> **Instructions for the task**
Pictures stay out of your copy, but everything else in the records below must be repeated exactly.
# START OF Raw data
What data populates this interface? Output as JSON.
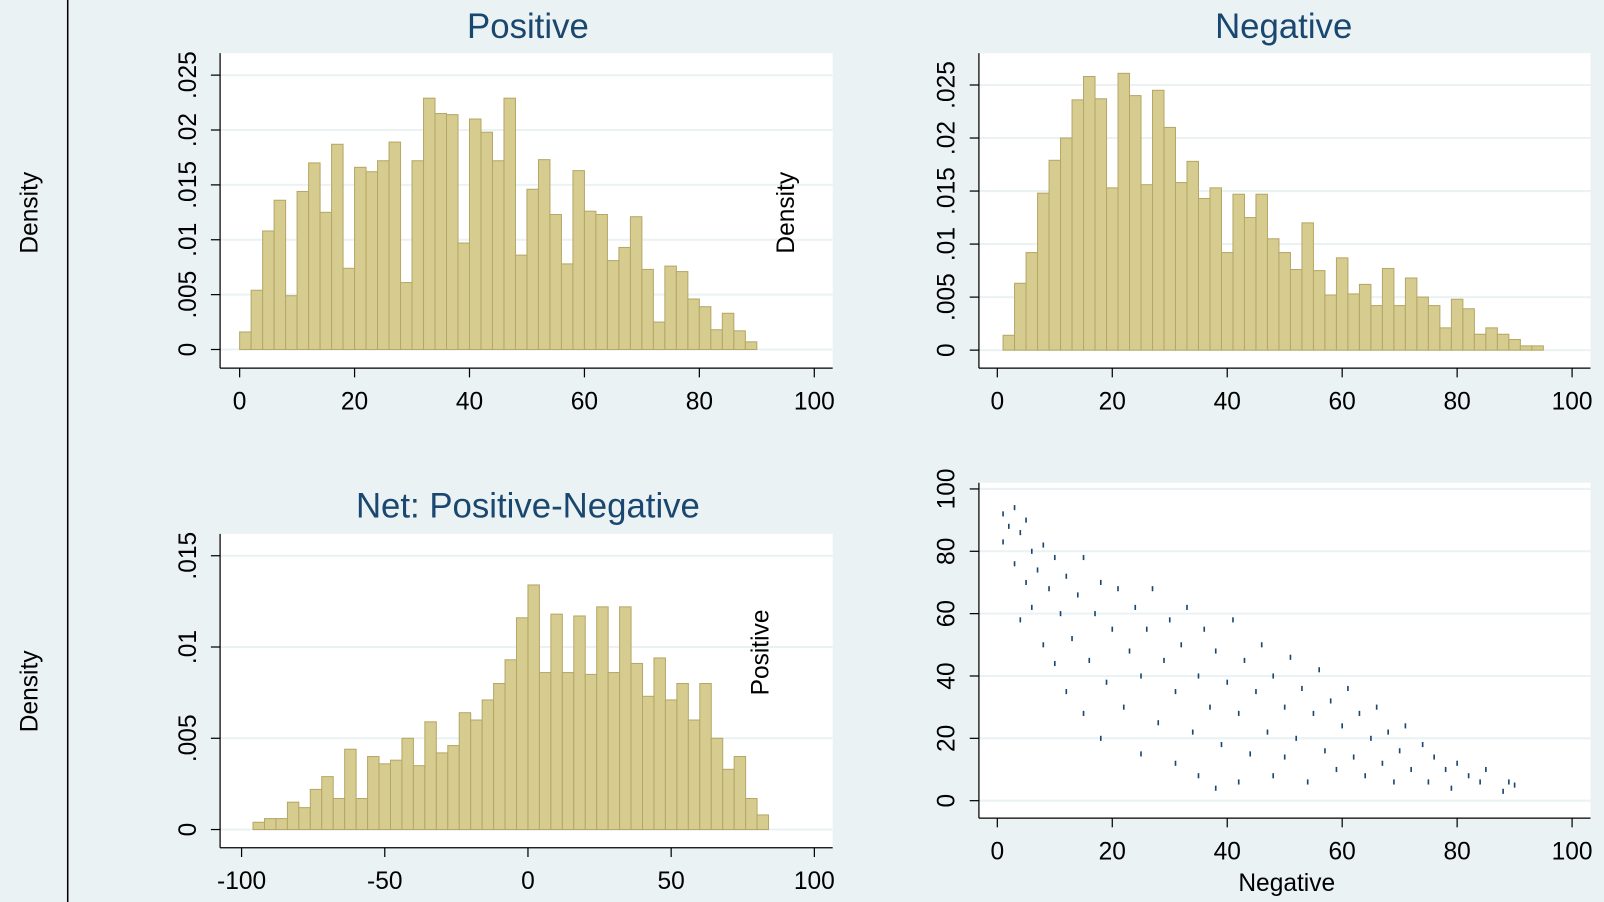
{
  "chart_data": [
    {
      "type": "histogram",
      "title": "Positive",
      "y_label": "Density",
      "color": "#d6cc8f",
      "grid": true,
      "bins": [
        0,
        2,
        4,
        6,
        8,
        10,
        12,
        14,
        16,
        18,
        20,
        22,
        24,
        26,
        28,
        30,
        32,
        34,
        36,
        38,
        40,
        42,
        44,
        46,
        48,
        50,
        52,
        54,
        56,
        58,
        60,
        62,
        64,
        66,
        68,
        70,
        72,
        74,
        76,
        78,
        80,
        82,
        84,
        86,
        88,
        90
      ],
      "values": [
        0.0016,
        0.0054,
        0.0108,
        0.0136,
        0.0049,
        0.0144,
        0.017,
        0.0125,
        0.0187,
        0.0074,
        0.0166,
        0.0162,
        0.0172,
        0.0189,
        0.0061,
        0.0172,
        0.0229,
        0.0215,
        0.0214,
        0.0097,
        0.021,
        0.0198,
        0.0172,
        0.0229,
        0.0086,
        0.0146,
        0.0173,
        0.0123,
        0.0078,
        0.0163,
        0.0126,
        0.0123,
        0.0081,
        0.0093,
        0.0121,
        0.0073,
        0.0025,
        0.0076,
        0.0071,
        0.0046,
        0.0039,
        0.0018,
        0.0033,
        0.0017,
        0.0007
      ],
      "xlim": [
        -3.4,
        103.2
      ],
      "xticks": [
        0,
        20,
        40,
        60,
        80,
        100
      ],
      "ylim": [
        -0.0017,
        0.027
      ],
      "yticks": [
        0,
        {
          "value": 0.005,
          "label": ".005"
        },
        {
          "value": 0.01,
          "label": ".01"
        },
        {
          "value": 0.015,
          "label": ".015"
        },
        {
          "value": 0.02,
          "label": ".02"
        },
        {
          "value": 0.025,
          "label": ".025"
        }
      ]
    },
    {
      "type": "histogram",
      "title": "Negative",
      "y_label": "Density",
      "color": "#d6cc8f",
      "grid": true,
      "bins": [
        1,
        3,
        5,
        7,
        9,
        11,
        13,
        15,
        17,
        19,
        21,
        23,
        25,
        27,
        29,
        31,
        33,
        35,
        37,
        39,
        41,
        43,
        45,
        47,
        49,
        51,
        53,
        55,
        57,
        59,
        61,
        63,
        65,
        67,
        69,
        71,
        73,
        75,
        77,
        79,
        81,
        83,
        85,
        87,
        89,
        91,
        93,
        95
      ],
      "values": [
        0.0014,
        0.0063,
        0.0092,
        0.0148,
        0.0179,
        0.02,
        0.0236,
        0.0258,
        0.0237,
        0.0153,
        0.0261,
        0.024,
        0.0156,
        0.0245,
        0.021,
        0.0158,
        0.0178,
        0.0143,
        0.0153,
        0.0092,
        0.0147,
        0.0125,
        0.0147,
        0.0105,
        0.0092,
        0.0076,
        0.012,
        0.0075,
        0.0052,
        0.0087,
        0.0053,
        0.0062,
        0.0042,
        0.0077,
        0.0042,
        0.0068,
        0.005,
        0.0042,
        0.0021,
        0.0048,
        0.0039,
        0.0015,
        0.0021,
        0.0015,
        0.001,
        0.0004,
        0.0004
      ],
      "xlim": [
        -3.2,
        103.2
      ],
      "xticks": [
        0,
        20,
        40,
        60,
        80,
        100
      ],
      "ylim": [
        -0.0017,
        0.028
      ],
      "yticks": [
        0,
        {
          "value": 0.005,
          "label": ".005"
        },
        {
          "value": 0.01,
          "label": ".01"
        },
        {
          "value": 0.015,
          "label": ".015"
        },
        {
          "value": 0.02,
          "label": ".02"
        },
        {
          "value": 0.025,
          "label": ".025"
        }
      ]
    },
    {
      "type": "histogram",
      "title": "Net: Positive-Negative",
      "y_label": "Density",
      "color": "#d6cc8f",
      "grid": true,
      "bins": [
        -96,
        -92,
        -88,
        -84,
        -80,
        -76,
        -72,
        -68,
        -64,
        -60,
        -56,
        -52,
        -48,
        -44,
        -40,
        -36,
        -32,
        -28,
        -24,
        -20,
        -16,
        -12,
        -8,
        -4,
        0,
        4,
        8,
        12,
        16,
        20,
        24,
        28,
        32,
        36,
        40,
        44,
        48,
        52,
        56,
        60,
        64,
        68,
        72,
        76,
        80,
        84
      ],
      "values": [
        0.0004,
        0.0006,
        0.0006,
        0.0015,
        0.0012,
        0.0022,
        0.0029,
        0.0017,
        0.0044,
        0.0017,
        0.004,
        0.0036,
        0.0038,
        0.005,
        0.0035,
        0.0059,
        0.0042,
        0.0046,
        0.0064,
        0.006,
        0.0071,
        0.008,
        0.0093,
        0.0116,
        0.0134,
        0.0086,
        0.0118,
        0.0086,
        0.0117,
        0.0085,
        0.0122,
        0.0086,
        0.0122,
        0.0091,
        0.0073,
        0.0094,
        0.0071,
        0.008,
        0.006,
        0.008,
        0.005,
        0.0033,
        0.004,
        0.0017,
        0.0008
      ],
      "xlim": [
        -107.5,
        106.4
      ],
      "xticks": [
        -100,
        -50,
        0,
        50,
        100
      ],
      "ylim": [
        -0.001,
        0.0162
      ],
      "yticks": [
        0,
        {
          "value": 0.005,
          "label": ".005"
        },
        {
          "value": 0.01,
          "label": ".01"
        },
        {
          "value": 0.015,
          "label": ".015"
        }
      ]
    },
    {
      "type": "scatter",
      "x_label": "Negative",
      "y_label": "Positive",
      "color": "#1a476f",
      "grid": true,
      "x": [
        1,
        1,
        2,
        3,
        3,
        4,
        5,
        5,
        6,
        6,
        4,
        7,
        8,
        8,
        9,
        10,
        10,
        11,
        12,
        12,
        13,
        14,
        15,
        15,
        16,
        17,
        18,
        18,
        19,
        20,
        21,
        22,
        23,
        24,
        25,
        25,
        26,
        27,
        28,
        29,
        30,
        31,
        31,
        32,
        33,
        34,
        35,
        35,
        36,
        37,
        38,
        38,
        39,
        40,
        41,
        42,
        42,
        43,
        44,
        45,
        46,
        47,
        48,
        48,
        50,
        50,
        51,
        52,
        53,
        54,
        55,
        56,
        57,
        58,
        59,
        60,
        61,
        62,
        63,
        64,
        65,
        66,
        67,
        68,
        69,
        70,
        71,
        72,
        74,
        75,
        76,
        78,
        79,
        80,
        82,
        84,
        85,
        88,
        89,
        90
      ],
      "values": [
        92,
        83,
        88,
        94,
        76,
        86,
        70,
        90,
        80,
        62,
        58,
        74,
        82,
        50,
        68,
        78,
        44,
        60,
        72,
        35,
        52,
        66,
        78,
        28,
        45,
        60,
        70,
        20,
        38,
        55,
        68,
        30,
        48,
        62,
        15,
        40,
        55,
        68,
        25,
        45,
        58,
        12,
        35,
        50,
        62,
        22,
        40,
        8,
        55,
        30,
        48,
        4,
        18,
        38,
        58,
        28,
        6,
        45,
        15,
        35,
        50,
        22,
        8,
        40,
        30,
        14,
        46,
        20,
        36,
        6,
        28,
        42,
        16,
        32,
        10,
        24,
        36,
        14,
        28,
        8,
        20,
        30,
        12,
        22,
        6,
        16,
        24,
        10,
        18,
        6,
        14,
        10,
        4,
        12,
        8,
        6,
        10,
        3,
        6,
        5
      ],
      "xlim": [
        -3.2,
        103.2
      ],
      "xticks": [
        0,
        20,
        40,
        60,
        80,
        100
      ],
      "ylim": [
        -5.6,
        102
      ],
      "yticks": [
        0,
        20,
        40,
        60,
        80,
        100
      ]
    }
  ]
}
# END OF Raw data
> **Correct answer**
What data populates this interface? Output as JSON.
{
  "chart_data": [
    {
      "type": "histogram",
      "title": "Positive",
      "y_label": "Density",
      "color": "#d6cc8f",
      "grid": true,
      "bins": [
        0,
        2,
        4,
        6,
        8,
        10,
        12,
        14,
        16,
        18,
        20,
        22,
        24,
        26,
        28,
        30,
        32,
        34,
        36,
        38,
        40,
        42,
        44,
        46,
        48,
        50,
        52,
        54,
        56,
        58,
        60,
        62,
        64,
        66,
        68,
        70,
        72,
        74,
        76,
        78,
        80,
        82,
        84,
        86,
        88,
        90
      ],
      "values": [
        0.0016,
        0.0054,
        0.0108,
        0.0136,
        0.0049,
        0.0144,
        0.017,
        0.0125,
        0.0187,
        0.0074,
        0.0166,
        0.0162,
        0.0172,
        0.0189,
        0.0061,
        0.0172,
        0.0229,
        0.0215,
        0.0214,
        0.0097,
        0.021,
        0.0198,
        0.0172,
        0.0229,
        0.0086,
        0.0146,
        0.0173,
        0.0123,
        0.0078,
        0.0163,
        0.0126,
        0.0123,
        0.0081,
        0.0093,
        0.0121,
        0.0073,
        0.0025,
        0.0076,
        0.0071,
        0.0046,
        0.0039,
        0.0018,
        0.0033,
        0.0017,
        0.0007
      ],
      "xlim": [
        -3.4,
        103.2
      ],
      "xticks": [
        0,
        20,
        40,
        60,
        80,
        100
      ],
      "ylim": [
        -0.0017,
        0.027
      ],
      "yticks": [
        0,
        {
          "value": 0.005,
          "label": ".005"
        },
        {
          "value": 0.01,
          "label": ".01"
        },
        {
          "value": 0.015,
          "label": ".015"
        },
        {
          "value": 0.02,
          "label": ".02"
        },
        {
          "value": 0.025,
          "label": ".025"
        }
      ]
    },
    {
      "type": "histogram",
      "title": "Negative",
      "y_label": "Density",
      "color": "#d6cc8f",
      "grid": true,
      "bins": [
        1,
        3,
        5,
        7,
        9,
        11,
        13,
        15,
        17,
        19,
        21,
        23,
        25,
        27,
        29,
        31,
        33,
        35,
        37,
        39,
        41,
        43,
        45,
        47,
        49,
        51,
        53,
        55,
        57,
        59,
        61,
        63,
        65,
        67,
        69,
        71,
        73,
        75,
        77,
        79,
        81,
        83,
        85,
        87,
        89,
        91,
        93,
        95
      ],
      "values": [
        0.0014,
        0.0063,
        0.0092,
        0.0148,
        0.0179,
        0.02,
        0.0236,
        0.0258,
        0.0237,
        0.0153,
        0.0261,
        0.024,
        0.0156,
        0.0245,
        0.021,
        0.0158,
        0.0178,
        0.0143,
        0.0153,
        0.0092,
        0.0147,
        0.0125,
        0.0147,
        0.0105,
        0.0092,
        0.0076,
        0.012,
        0.0075,
        0.0052,
        0.0087,
        0.0053,
        0.0062,
        0.0042,
        0.0077,
        0.0042,
        0.0068,
        0.005,
        0.0042,
        0.0021,
        0.0048,
        0.0039,
        0.0015,
        0.0021,
        0.0015,
        0.001,
        0.0004,
        0.0004
      ],
      "xlim": [
        -3.2,
        103.2
      ],
      "xticks": [
        0,
        20,
        40,
        60,
        80,
        100
      ],
      "ylim": [
        -0.0017,
        0.028
      ],
      "yticks": [
        0,
        {
          "value": 0.005,
          "label": ".005"
        },
        {
          "value": 0.01,
          "label": ".01"
        },
        {
          "value": 0.015,
          "label": ".015"
        },
        {
          "value": 0.02,
          "label": ".02"
        },
        {
          "value": 0.025,
          "label": ".025"
        }
      ]
    },
    {
      "type": "histogram",
      "title": "Net: Positive-Negative",
      "y_label": "Density",
      "color": "#d6cc8f",
      "grid": true,
      "bins": [
        -96,
        -92,
        -88,
        -84,
        -80,
        -76,
        -72,
        -68,
        -64,
        -60,
        -56,
        -52,
        -48,
        -44,
        -40,
        -36,
        -32,
        -28,
        -24,
        -20,
        -16,
        -12,
        -8,
        -4,
        0,
        4,
        8,
        12,
        16,
        20,
        24,
        28,
        32,
        36,
        40,
        44,
        48,
        52,
        56,
        60,
        64,
        68,
        72,
        76,
        80,
        84
      ],
      "values": [
        0.0004,
        0.0006,
        0.0006,
        0.0015,
        0.0012,
        0.0022,
        0.0029,
        0.0017,
        0.0044,
        0.0017,
        0.004,
        0.0036,
        0.0038,
        0.005,
        0.0035,
        0.0059,
        0.0042,
        0.0046,
        0.0064,
        0.006,
        0.0071,
        0.008,
        0.0093,
        0.0116,
        0.0134,
        0.0086,
        0.0118,
        0.0086,
        0.0117,
        0.0085,
        0.0122,
        0.0086,
        0.0122,
        0.0091,
        0.0073,
        0.0094,
        0.0071,
        0.008,
        0.006,
        0.008,
        0.005,
        0.0033,
        0.004,
        0.0017,
        0.0008
      ],
      "xlim": [
        -107.5,
        106.4
      ],
      "xticks": [
        -100,
        -50,
        0,
        50,
        100
      ],
      "ylim": [
        -0.001,
        0.0162
      ],
      "yticks": [
        0,
        {
          "value": 0.005,
          "label": ".005"
        },
        {
          "value": 0.01,
          "label": ".01"
        },
        {
          "value": 0.015,
          "label": ".015"
        }
      ]
    },
    {
      "type": "scatter",
      "x_label": "Negative",
      "y_label": "Positive",
      "color": "#1a476f",
      "grid": true,
      "x": [
        1,
        1,
        2,
        3,
        3,
        4,
        5,
        5,
        6,
        6,
        4,
        7,
        8,
        8,
        9,
        10,
        10,
        11,
        12,
        12,
        13,
        14,
        15,
        15,
        16,
        17,
        18,
        18,
        19,
        20,
        21,
        22,
        23,
        24,
        25,
        25,
        26,
        27,
        28,
        29,
        30,
        31,
        31,
        32,
        33,
        34,
        35,
        35,
        36,
        37,
        38,
        38,
        39,
        40,
        41,
        42,
        42,
        43,
        44,
        45,
        46,
        47,
        48,
        48,
        50,
        50,
        51,
        52,
        53,
        54,
        55,
        56,
        57,
        58,
        59,
        60,
        61,
        62,
        63,
        64,
        65,
        66,
        67,
        68,
        69,
        70,
        71,
        72,
        74,
        75,
        76,
        78,
        79,
        80,
        82,
        84,
        85,
        88,
        89,
        90
      ],
      "values": [
        92,
        83,
        88,
        94,
        76,
        86,
        70,
        90,
        80,
        62,
        58,
        74,
        82,
        50,
        68,
        78,
        44,
        60,
        72,
        35,
        52,
        66,
        78,
        28,
        45,
        60,
        70,
        20,
        38,
        55,
        68,
        30,
        48,
        62,
        15,
        40,
        55,
        68,
        25,
        45,
        58,
        12,
        35,
        50,
        62,
        22,
        40,
        8,
        55,
        30,
        48,
        4,
        18,
        38,
        58,
        28,
        6,
        45,
        15,
        35,
        50,
        22,
        8,
        40,
        30,
        14,
        46,
        20,
        36,
        6,
        28,
        42,
        16,
        32,
        10,
        24,
        36,
        14,
        28,
        8,
        20,
        30,
        12,
        22,
        6,
        16,
        24,
        10,
        18,
        6,
        14,
        10,
        4,
        12,
        8,
        6,
        10,
        3,
        6,
        5
      ],
      "xlim": [
        -3.2,
        103.2
      ],
      "xticks": [
        0,
        20,
        40,
        60,
        80,
        100
      ],
      "ylim": [
        -5.6,
        102
      ],
      "yticks": [
        0,
        20,
        40,
        60,
        80,
        100
      ]
    }
  ]
}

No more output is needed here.